═════ SUPPLIED RECORDS ═════

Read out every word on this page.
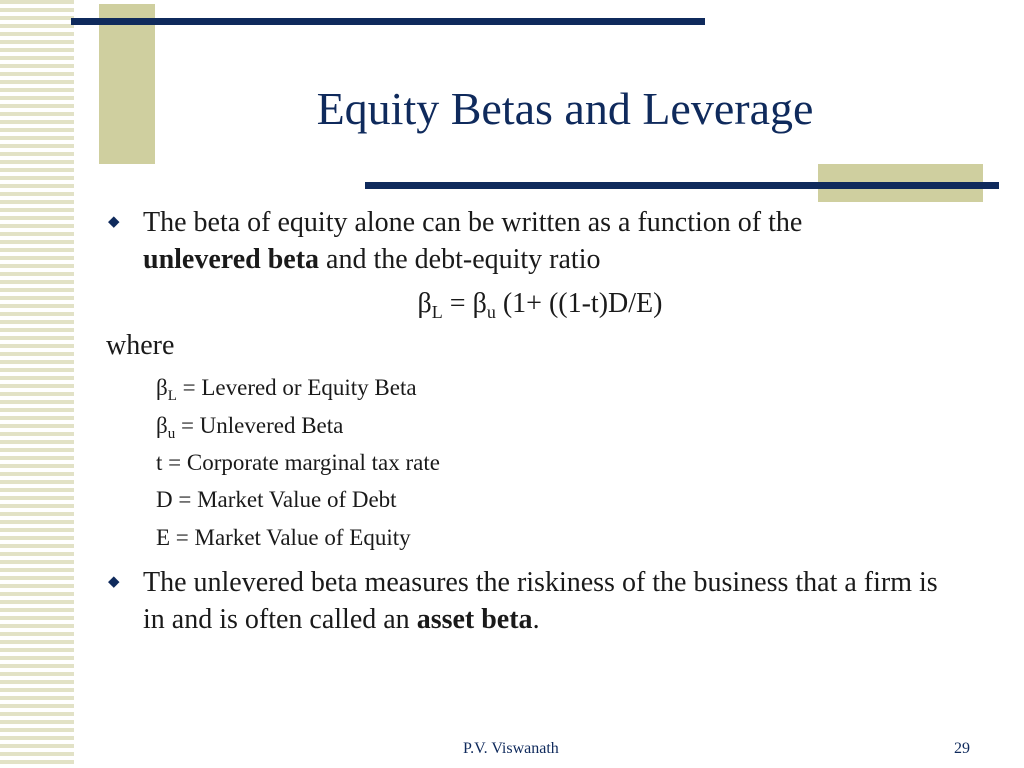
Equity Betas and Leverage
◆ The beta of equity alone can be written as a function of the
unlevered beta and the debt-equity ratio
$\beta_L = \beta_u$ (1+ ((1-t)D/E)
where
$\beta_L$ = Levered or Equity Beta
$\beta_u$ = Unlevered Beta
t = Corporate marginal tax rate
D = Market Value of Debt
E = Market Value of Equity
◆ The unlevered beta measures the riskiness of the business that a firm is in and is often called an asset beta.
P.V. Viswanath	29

═════
═════ SUPPLIED RECORDS ═════

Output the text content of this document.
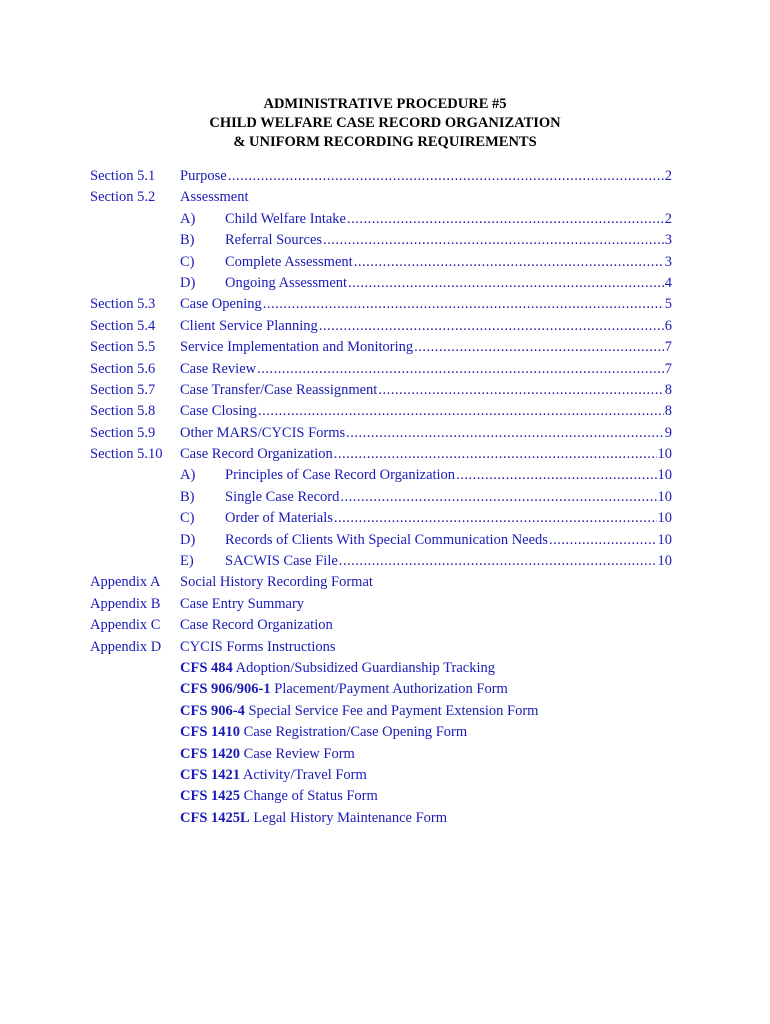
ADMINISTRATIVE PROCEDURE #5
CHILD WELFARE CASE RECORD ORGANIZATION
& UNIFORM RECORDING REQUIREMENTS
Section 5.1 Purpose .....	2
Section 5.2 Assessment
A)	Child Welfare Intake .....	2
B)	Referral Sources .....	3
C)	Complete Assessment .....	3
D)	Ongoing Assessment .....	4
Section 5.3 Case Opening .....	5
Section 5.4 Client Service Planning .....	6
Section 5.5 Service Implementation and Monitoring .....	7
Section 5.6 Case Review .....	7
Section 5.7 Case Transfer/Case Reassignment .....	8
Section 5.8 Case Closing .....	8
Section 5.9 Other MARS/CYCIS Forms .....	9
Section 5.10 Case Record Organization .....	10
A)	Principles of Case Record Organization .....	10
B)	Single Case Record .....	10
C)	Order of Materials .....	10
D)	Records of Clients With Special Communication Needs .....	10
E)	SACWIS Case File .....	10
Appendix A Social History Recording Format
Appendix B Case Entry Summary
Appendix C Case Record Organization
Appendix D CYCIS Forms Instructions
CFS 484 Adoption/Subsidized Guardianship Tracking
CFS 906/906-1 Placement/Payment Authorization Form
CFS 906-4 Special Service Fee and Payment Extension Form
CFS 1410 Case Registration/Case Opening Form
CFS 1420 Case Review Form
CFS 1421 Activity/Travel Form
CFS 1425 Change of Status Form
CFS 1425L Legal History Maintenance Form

═════

TASK DIRECTIONS ->
In the records above, locate each line with the word "Market". Copy all such lines.

THE OUTPUT ->
D = Market Value of Debt
E = Market Value of Equity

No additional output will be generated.